Task instructions
Where the string "desired" occurs in the material below, report the whole line.

(Records from a data source)
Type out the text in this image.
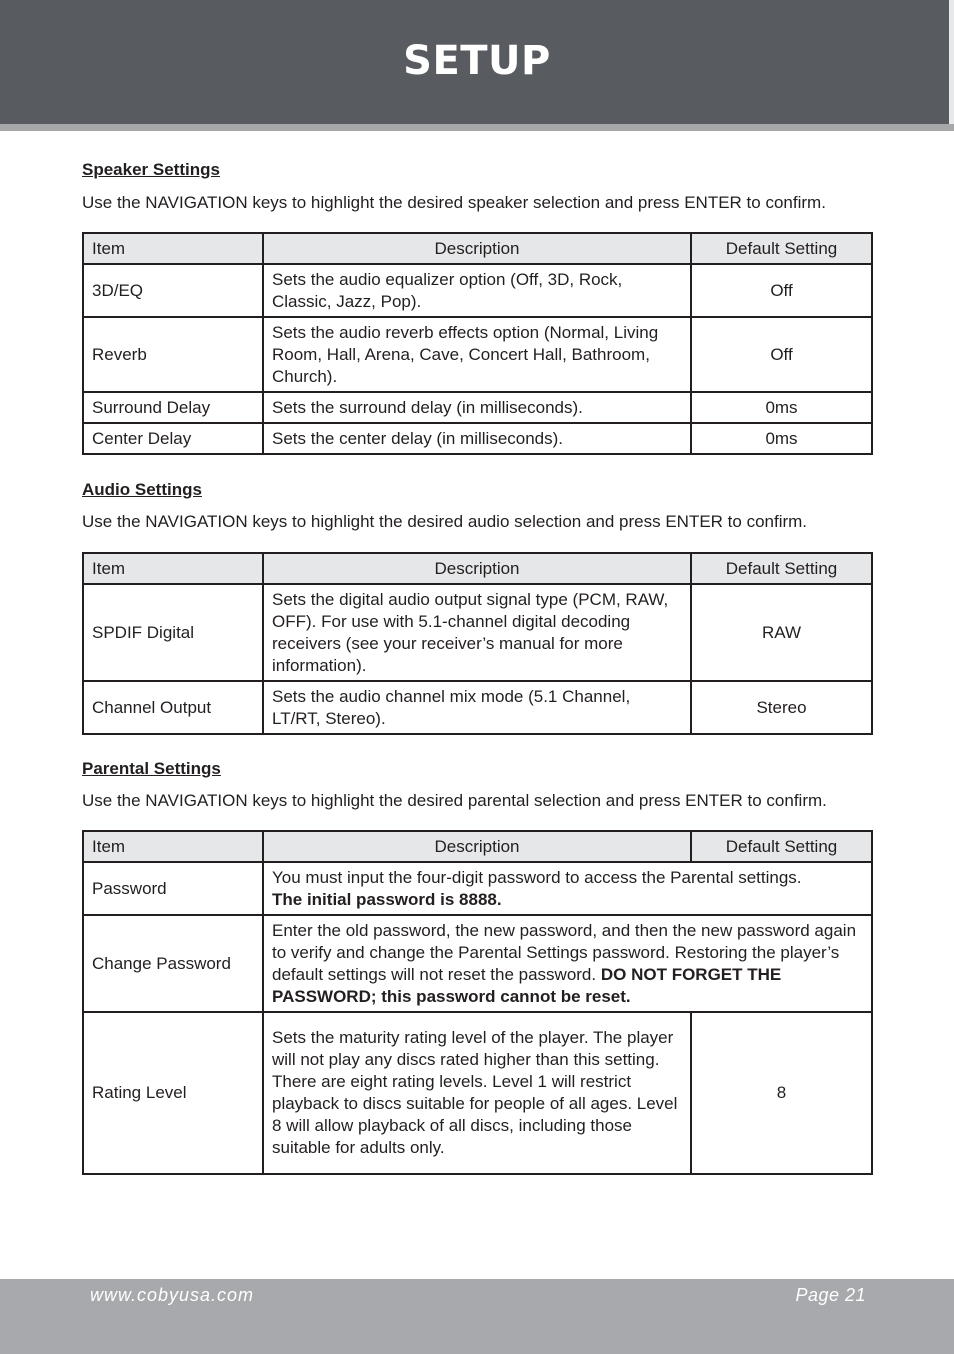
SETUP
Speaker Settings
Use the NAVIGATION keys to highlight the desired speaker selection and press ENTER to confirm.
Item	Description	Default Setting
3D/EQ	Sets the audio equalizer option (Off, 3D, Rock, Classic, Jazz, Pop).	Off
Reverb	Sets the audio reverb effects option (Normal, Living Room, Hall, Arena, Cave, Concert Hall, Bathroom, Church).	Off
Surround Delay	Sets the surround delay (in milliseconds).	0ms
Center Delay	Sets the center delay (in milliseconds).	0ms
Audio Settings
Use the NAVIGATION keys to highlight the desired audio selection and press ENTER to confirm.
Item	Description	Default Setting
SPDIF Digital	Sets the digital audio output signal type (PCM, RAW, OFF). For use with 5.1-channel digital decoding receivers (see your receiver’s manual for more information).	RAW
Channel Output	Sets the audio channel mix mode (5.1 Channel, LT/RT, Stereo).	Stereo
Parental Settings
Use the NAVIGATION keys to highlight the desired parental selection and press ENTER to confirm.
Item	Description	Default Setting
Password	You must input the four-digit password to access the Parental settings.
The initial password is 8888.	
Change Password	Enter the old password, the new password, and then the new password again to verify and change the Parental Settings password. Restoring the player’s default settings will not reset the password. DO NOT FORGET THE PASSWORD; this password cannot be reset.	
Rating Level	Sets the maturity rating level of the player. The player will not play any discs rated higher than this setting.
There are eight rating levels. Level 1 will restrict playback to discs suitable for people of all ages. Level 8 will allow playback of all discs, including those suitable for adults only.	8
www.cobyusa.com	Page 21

Solution to this problem
Use the NAVIGATION keys to highlight the desired speaker selection and press ENTER to confirm.
Use the NAVIGATION keys to highlight the desired audio selection and press ENTER to confirm.
Use the NAVIGATION keys to highlight the desired parental selection and press ENTER to confirm.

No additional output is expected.